** Begin **

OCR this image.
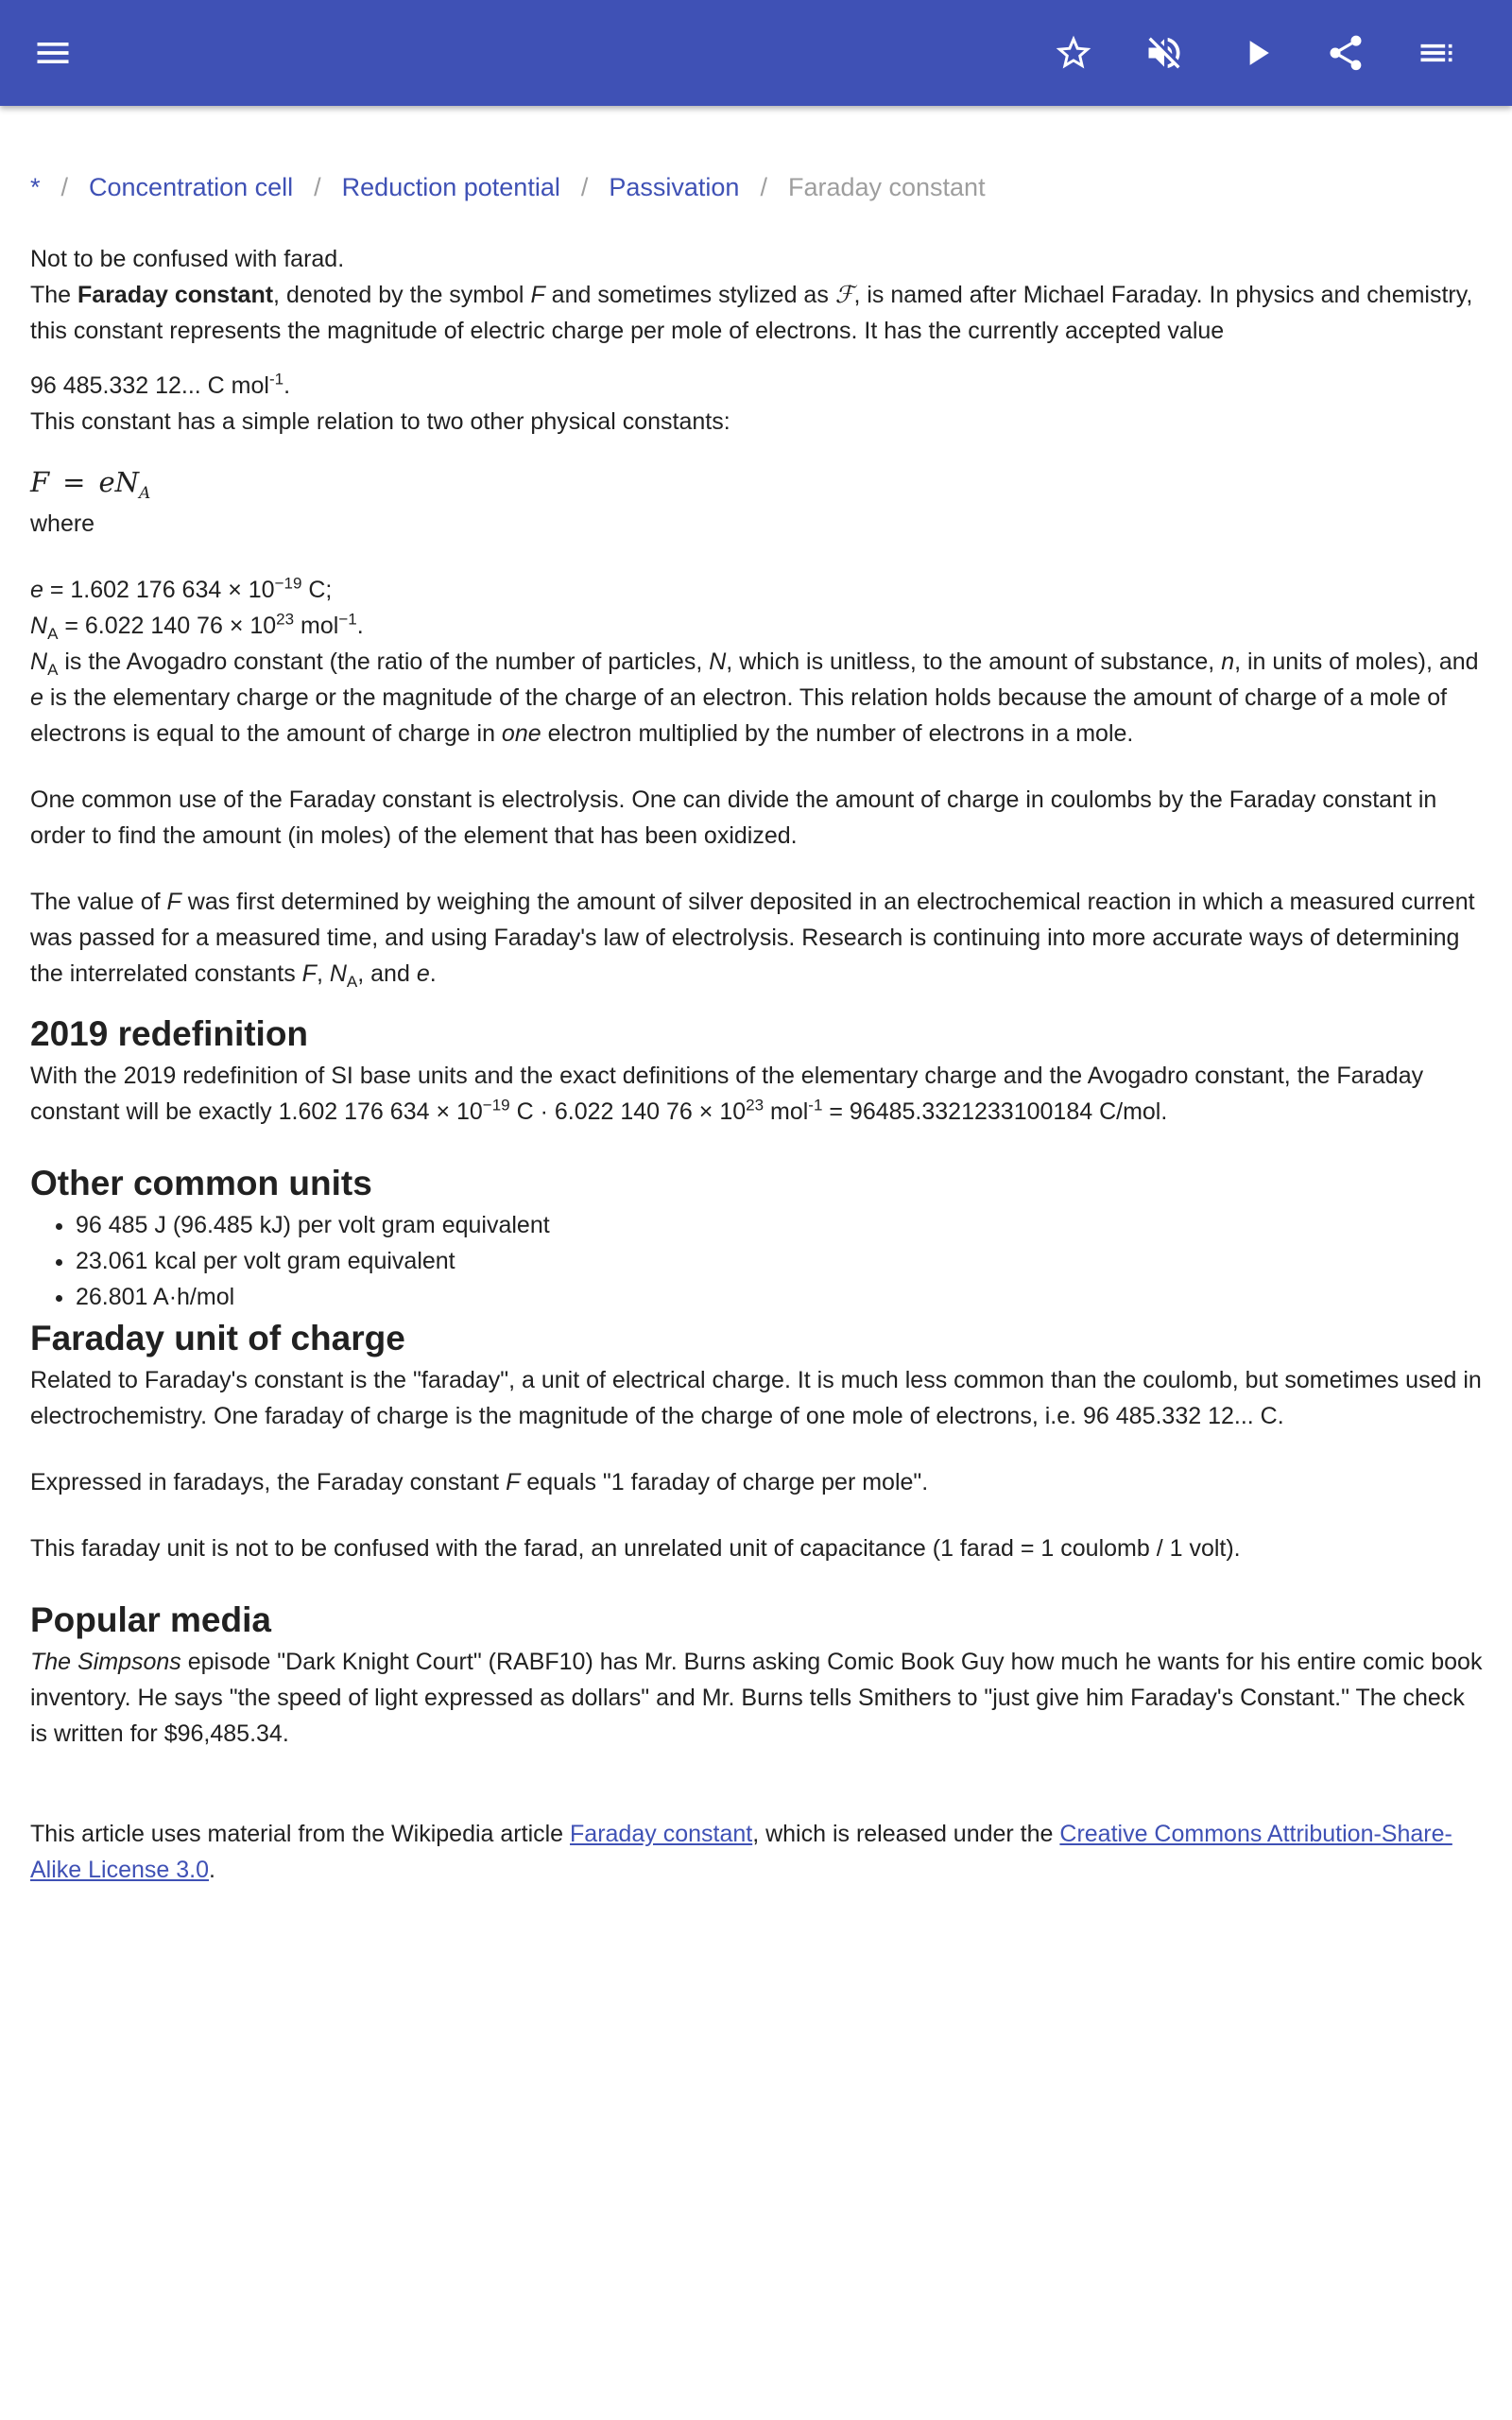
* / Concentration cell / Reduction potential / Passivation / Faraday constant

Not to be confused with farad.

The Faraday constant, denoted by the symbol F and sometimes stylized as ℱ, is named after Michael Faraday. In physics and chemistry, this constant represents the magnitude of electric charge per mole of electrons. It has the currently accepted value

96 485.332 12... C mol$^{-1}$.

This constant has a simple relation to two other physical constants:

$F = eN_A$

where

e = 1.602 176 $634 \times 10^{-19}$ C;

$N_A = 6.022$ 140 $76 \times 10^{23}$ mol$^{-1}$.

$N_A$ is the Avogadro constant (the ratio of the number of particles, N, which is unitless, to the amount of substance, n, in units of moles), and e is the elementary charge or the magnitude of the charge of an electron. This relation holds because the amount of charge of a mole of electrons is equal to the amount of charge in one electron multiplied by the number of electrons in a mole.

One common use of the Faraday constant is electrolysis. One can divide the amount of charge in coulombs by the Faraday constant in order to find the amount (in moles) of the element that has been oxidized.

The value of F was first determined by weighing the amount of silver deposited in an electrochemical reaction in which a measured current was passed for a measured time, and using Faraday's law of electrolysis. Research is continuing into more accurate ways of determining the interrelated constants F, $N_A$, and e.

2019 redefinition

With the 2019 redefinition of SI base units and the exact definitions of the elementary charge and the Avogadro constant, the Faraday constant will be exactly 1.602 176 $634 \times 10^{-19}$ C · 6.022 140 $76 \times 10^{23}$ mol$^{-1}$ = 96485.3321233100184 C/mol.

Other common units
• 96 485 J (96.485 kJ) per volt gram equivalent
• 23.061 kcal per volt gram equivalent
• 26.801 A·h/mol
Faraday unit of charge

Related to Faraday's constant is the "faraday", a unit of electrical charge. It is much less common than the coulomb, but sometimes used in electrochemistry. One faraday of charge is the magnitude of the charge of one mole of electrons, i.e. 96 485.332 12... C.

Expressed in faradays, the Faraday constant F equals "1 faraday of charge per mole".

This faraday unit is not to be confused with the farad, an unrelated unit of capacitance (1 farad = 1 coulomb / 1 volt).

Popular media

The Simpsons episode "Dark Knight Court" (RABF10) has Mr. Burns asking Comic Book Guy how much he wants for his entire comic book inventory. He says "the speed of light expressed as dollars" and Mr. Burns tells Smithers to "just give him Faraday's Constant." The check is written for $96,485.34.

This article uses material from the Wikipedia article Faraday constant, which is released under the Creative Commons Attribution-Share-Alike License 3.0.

** End **

Task: Report how many lines in the records above contain the word "much", giving only the number.

Written solution: 2